■ **What the exercise asks**: Render every entry verbatim.

Records that describe figures
********************

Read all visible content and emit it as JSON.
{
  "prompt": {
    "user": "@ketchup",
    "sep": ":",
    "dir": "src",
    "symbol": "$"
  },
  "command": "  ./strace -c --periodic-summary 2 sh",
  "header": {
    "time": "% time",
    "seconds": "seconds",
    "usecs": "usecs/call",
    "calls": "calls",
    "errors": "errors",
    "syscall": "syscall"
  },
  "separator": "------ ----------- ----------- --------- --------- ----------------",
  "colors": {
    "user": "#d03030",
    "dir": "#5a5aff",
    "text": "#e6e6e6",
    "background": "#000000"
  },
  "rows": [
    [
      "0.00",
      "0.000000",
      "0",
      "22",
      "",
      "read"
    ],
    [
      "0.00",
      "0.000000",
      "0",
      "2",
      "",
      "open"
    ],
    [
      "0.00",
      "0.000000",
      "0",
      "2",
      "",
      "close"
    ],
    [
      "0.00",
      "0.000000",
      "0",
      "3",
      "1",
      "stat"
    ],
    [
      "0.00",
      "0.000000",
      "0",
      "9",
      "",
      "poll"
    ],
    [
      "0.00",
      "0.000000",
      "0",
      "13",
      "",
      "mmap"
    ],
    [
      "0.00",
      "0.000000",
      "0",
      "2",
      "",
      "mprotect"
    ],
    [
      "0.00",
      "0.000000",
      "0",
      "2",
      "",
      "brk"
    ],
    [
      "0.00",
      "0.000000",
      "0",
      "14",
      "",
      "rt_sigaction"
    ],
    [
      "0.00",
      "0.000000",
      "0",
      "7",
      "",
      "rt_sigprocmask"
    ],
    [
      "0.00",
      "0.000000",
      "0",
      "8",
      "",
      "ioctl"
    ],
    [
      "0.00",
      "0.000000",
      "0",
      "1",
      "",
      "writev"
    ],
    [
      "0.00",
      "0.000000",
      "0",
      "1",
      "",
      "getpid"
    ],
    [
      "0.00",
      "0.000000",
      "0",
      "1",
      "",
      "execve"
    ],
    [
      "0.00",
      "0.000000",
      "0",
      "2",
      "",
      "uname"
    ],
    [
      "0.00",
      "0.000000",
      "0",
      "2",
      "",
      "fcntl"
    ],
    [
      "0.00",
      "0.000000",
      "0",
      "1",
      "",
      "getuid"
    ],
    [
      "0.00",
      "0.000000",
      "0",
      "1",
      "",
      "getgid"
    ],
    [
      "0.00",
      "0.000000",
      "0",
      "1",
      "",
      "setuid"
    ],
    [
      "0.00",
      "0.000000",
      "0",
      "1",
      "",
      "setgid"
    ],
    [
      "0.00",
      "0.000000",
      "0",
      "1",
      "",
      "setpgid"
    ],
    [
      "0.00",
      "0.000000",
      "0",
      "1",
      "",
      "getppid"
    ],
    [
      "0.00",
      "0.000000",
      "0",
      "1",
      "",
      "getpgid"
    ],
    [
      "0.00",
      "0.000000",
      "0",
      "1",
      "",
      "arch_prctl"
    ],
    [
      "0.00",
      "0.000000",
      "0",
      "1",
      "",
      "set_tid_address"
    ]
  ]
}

********************

■ **Solution to the exercise**:
Read all visible content and emit it as JSON.
{
  "prompt": {
    "user": "@ketchup",
    "sep": ":",
    "dir": "src",
    "symbol": "$"
  },
  "command": "  ./strace -c --periodic-summary 2 sh",
  "header": {
    "time": "% time",
    "seconds": "seconds",
    "usecs": "usecs/call",
    "calls": "calls",
    "errors": "errors",
    "syscall": "syscall"
  },
  "separator": "------ ----------- ----------- --------- --------- ----------------",
  "colors": {
    "user": "#d03030",
    "dir": "#5a5aff",
    "text": "#e6e6e6",
    "background": "#000000"
  },
  "rows": [
    [
      "0.00",
      "0.000000",
      "0",
      "22",
      "",
      "read"
    ],
    [
      "0.00",
      "0.000000",
      "0",
      "2",
      "",
      "open"
    ],
    [
      "0.00",
      "0.000000",
      "0",
      "2",
      "",
      "close"
    ],
    [
      "0.00",
      "0.000000",
      "0",
      "3",
      "1",
      "stat"
    ],
    [
      "0.00",
      "0.000000",
      "0",
      "9",
      "",
      "poll"
    ],
    [
      "0.00",
      "0.000000",
      "0",
      "13",
      "",
      "mmap"
    ],
    [
      "0.00",
      "0.000000",
      "0",
      "2",
      "",
      "mprotect"
    ],
    [
      "0.00",
      "0.000000",
      "0",
      "2",
      "",
      "brk"
    ],
    [
      "0.00",
      "0.000000",
      "0",
      "14",
      "",
      "rt_sigaction"
    ],
    [
      "0.00",
      "0.000000",
      "0",
      "7",
      "",
      "rt_sigprocmask"
    ],
    [
      "0.00",
      "0.000000",
      "0",
      "8",
      "",
      "ioctl"
    ],
    [
      "0.00",
      "0.000000",
      "0",
      "1",
      "",
      "writev"
    ],
    [
      "0.00",
      "0.000000",
      "0",
      "1",
      "",
      "getpid"
    ],
    [
      "0.00",
      "0.000000",
      "0",
      "1",
      "",
      "execve"
    ],
    [
      "0.00",
      "0.000000",
      "0",
      "2",
      "",
      "uname"
    ],
    [
      "0.00",
      "0.000000",
      "0",
      "2",
      "",
      "fcntl"
    ],
    [
      "0.00",
      "0.000000",
      "0",
      "1",
      "",
      "getuid"
    ],
    [
      "0.00",
      "0.000000",
      "0",
      "1",
      "",
      "getgid"
    ],
    [
      "0.00",
      "0.000000",
      "0",
      "1",
      "",
      "setuid"
    ],
    [
      "0.00",
      "0.000000",
      "0",
      "1",
      "",
      "setgid"
    ],
    [
      "0.00",
      "0.000000",
      "0",
      "1",
      "",
      "setpgid"
    ],
    [
      "0.00",
      "0.000000",
      "0",
      "1",
      "",
      "getppid"
    ],
    [
      "0.00",
      "0.000000",
      "0",
      "1",
      "",
      "getpgid"
    ],
    [
      "0.00",
      "0.000000",
      "0",
      "1",
      "",
      "arch_prctl"
    ],
    [
      "0.00",
      "0.000000",
      "0",
      "1",
      "",
      "set_tid_address"
    ]
  ]
}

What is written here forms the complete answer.